Wherever the word "Hazardous" shows up in a line, please copy that line.

Dataset rows:
......
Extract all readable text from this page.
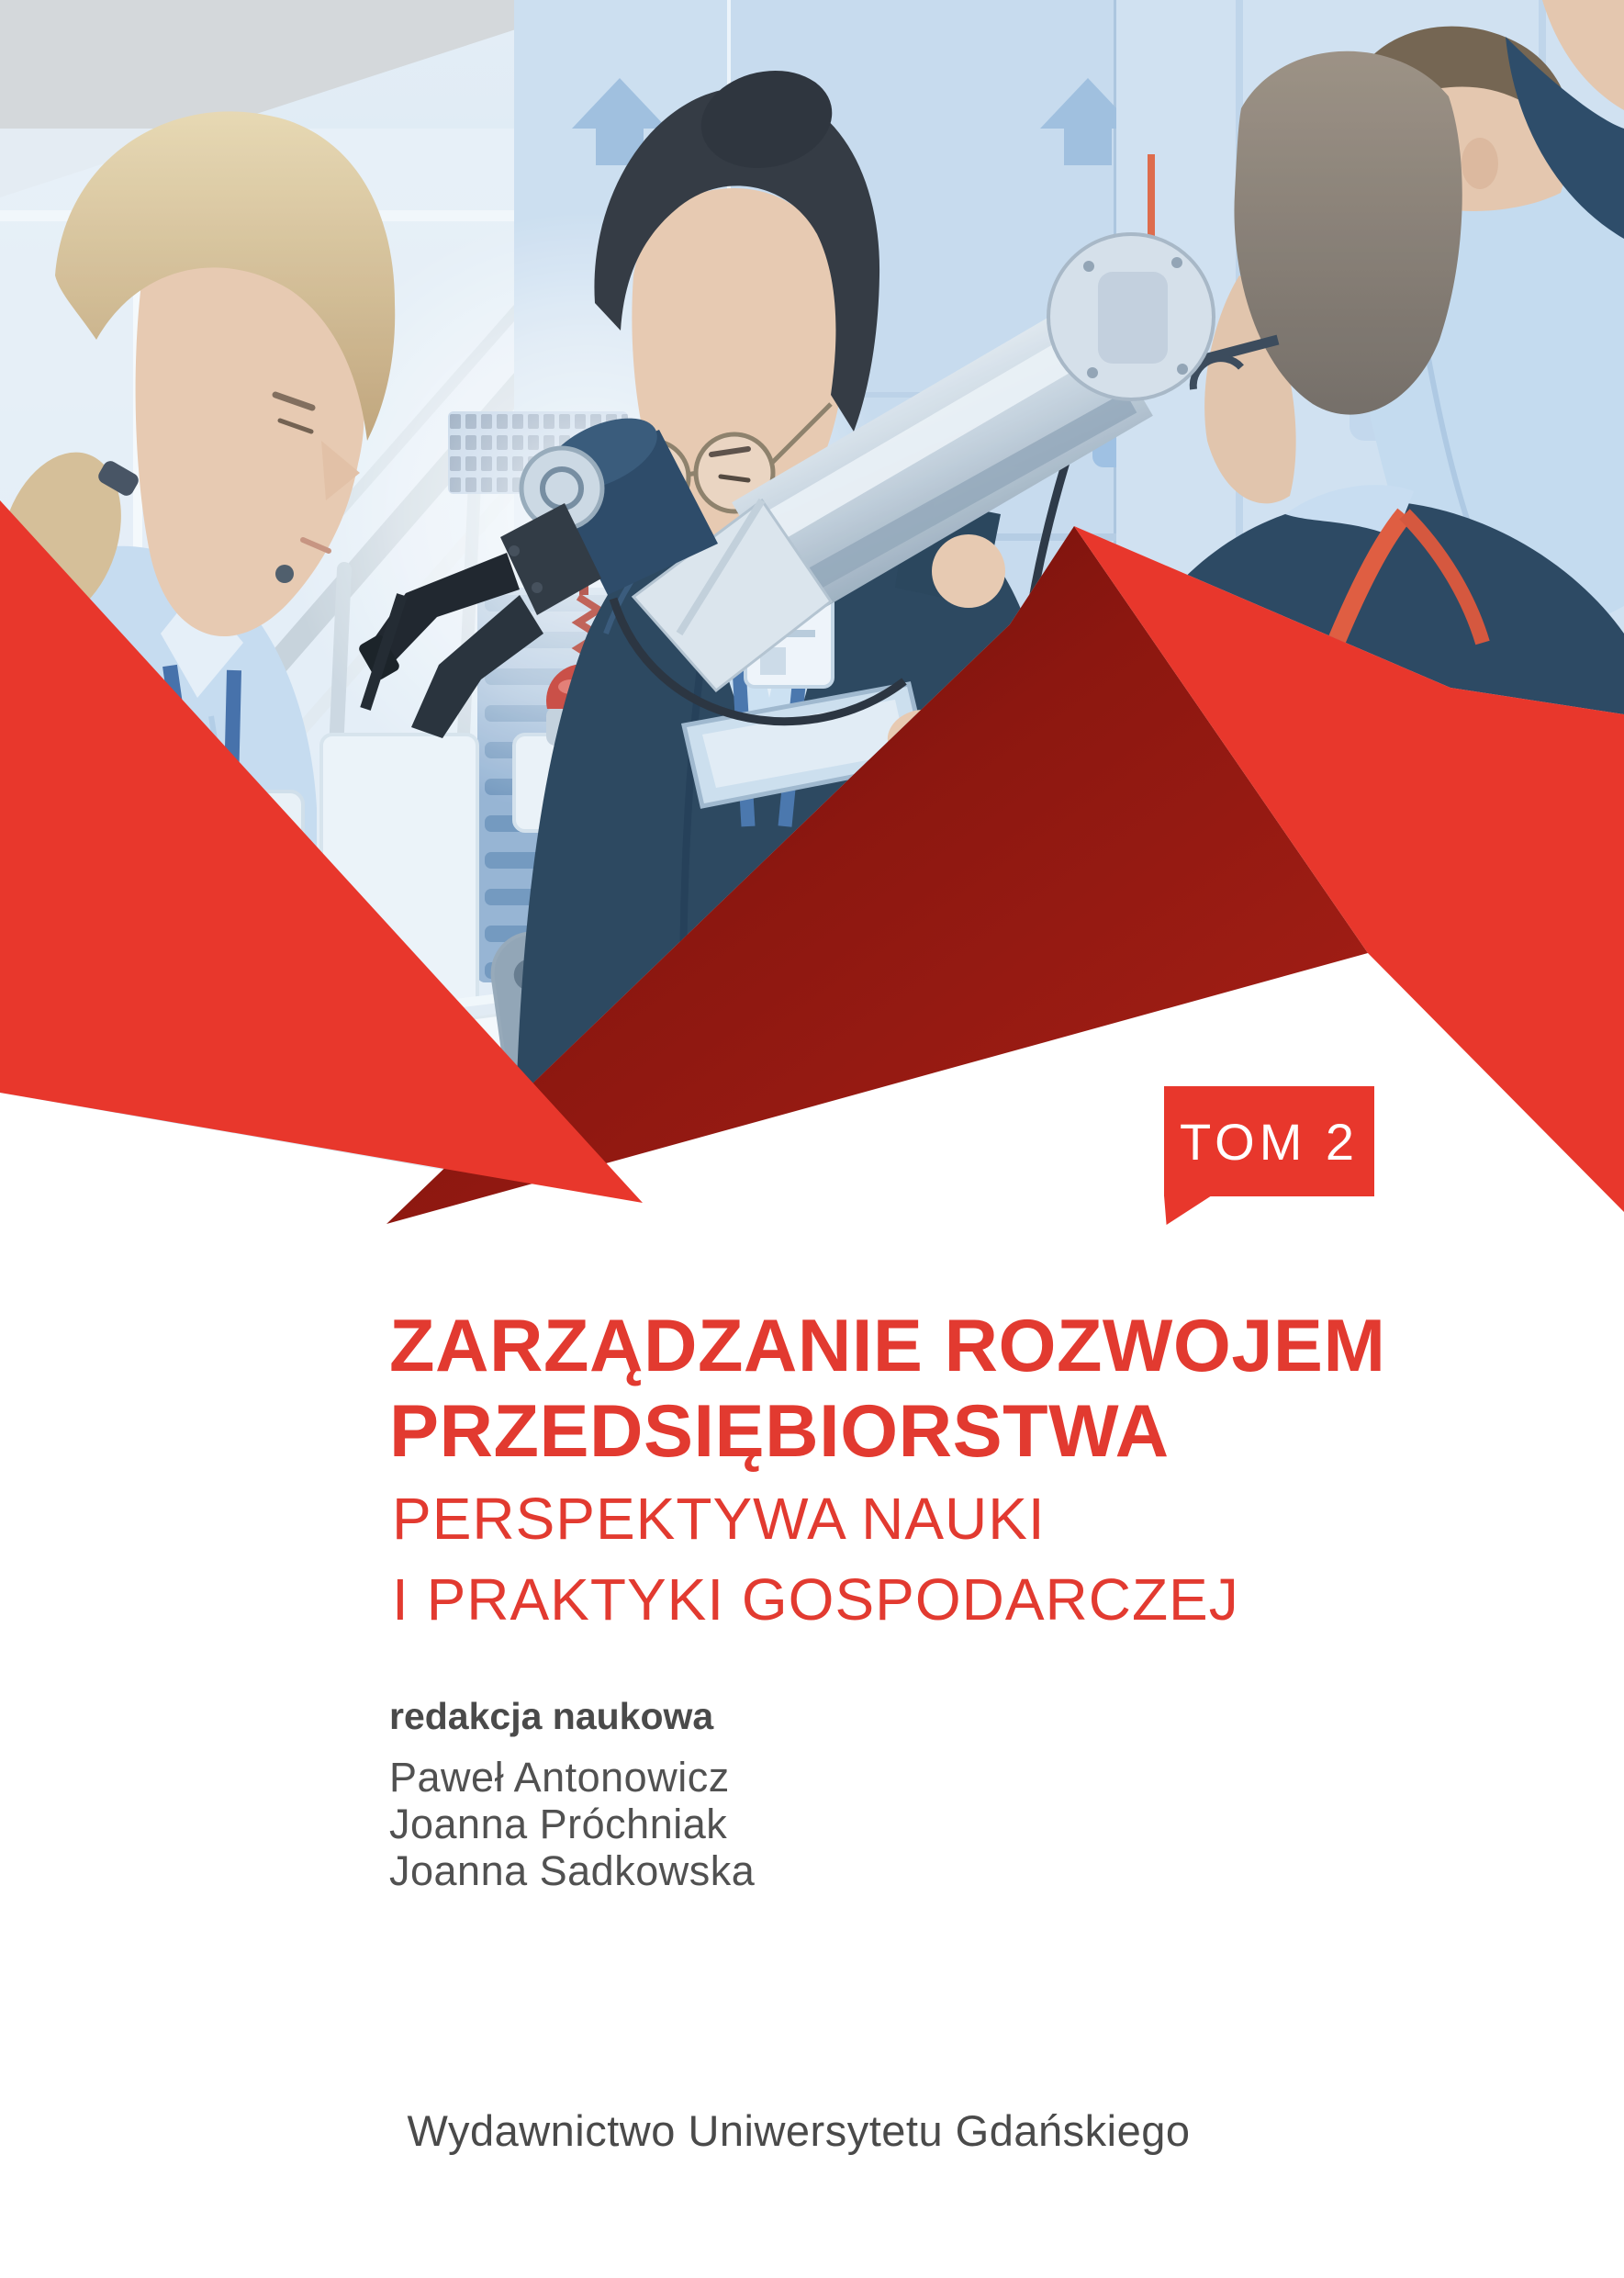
TOM 2
ZARZĄDZANIE ROZWOJEM
PRZEDSIĘBIORSTWA
PERSPEKTYWA NAUKI
I PRAKTYKI GOSPODARCZEJ
redakcja naukowa
Paweł Antonowicz
Joanna Próchniak
Joanna Sadkowska
Wydawnictwo Uniwersytetu Gdańskiego
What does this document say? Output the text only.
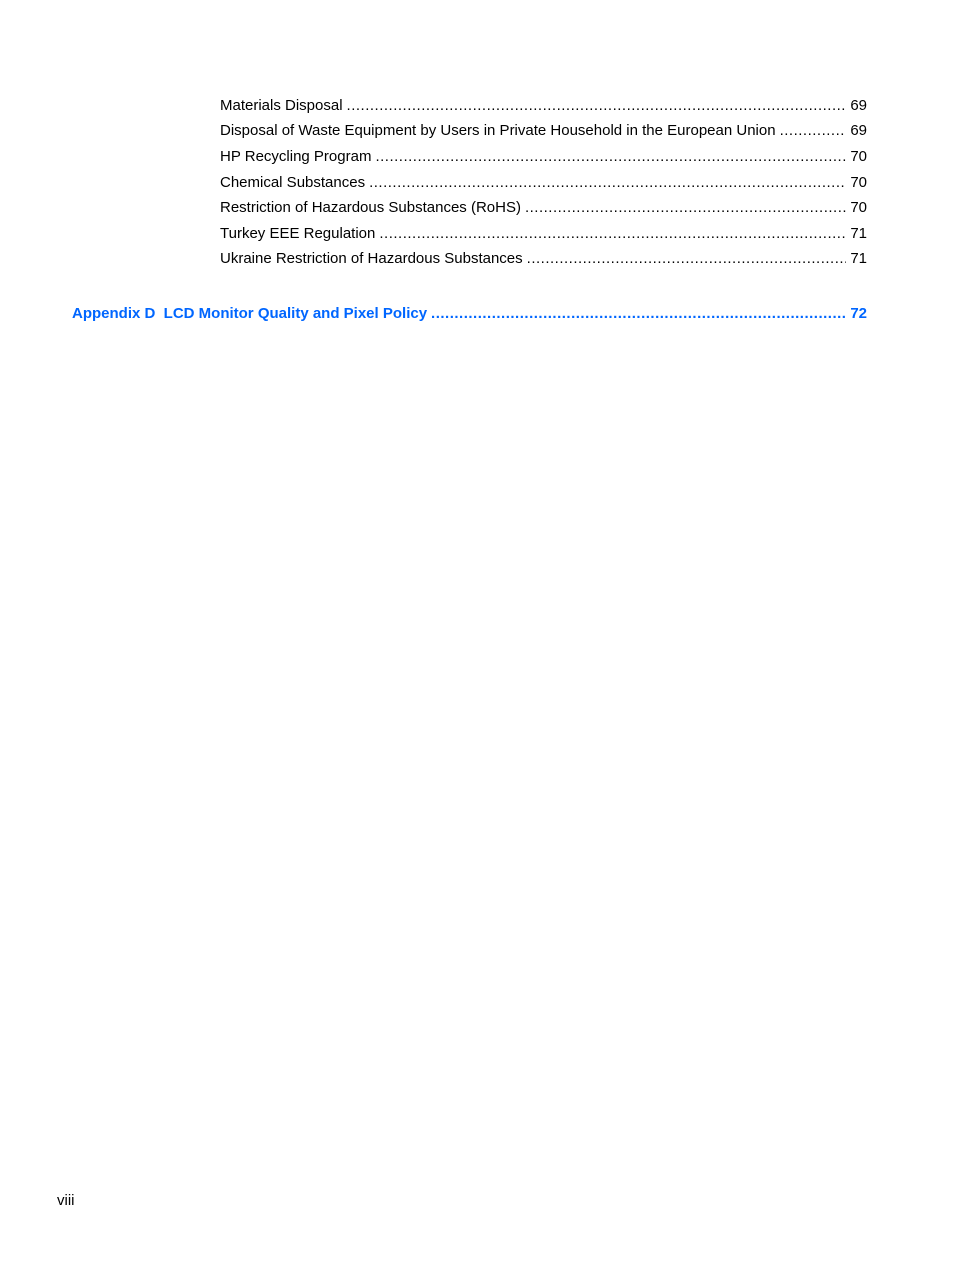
Materials Disposal .....	69
Disposal of Waste Equipment by Users in Private Household in the European Union .....	69
HP Recycling Program .....	70
Chemical Substances .....	70
Restriction of Hazardous Substances (RoHS) .....	70
Turkey EEE Regulation .....	71
Ukraine Restriction of Hazardous Substances .....	71
Appendix D  LCD Monitor Quality and Pixel Policy .....	72
viii
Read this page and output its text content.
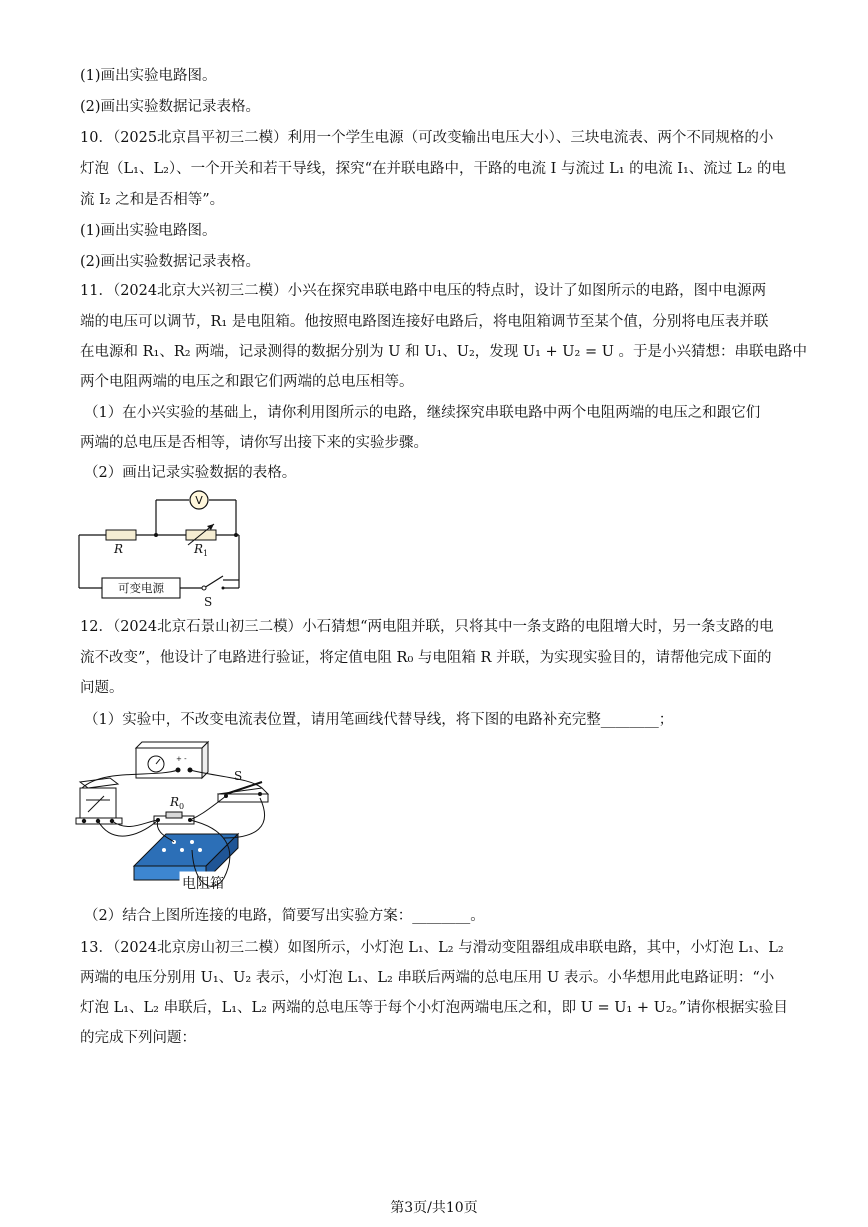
(1)画出实验电路图。
(2)画出实验数据记录表格。
10．（2025北京昌平初三二模）利用一个学生电源（可改变输出电压大小）、三块电流表、两个不同规格的小
灯泡（L₁、L₂）、一个开关和若干导线，探究“在并联电路中，干路的电流 I 与流过 L₁ 的电流 I₁、流过 L₂ 的电
流 I₂ 之和是否相等”。
(1)画出实验电路图。
(2)画出实验数据记录表格。
11．（2024北京大兴初三二模）小兴在探究串联电路中电压的特点时，设计了如图所示的电路，图中电源两
端的电压可以调节，R₁ 是电阻箱。他按照电路图连接好电路后，将电阻箱调节至某个值，分别将电压表并联
在电源和 R₁、R₂ 两端，记录测得的数据分别为 U 和 U₁、U₂，发现 U₁ + U₂ = U 。于是小兴猜想：串联电路中
两个电阻两端的电压之和跟它们两端的总电压相等。
（1）在小兴实验的基础上，请你利用图所示的电路，继续探究串联电路中两个电阻两端的电压之和跟它们
两端的总电压是否相等，请你写出接下来的实验步骤。
（2）画出记录实验数据的表格。
V
可变电源
R	R 1
S
12．（2024北京石景山初三二模）小石猜想“两电阻并联，只将其中一条支路的电阻增大时，另一条支路的电
流不改变”，他设计了电路进行验证，将定值电阻 R₀ 与电阻箱 R 并联，为实现实验目的，请帮他完成下面的
问题。
（1）实验中，不改变电流表位置，请用笔画线代替导线，将下图的电路补充完整________；
+ -
S
R 0
电阻箱
（2）结合上图所连接的电路，简要写出实验方案：________。
13．（2024北京房山初三二模）如图所示，小灯泡 L₁、L₂ 与滑动变阻器组成串联电路，其中，小灯泡 L₁、L₂
两端的电压分别用 U₁、U₂ 表示，小灯泡 L₁、L₂ 串联后两端的总电压用 U 表示。小华想用此电路证明：“小
灯泡 L₁、L₂ 串联后，L₁、L₂ 两端的总电压等于每个小灯泡两端电压之和，即 U = U₁ + U₂。”请你根据实验目
的完成下列问题：
第3页/共10页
......
> _Correct response_
Restriction of Hazardous Substances (RoHS) .....	70
Ukraine Restriction of Hazardous Substances .....	71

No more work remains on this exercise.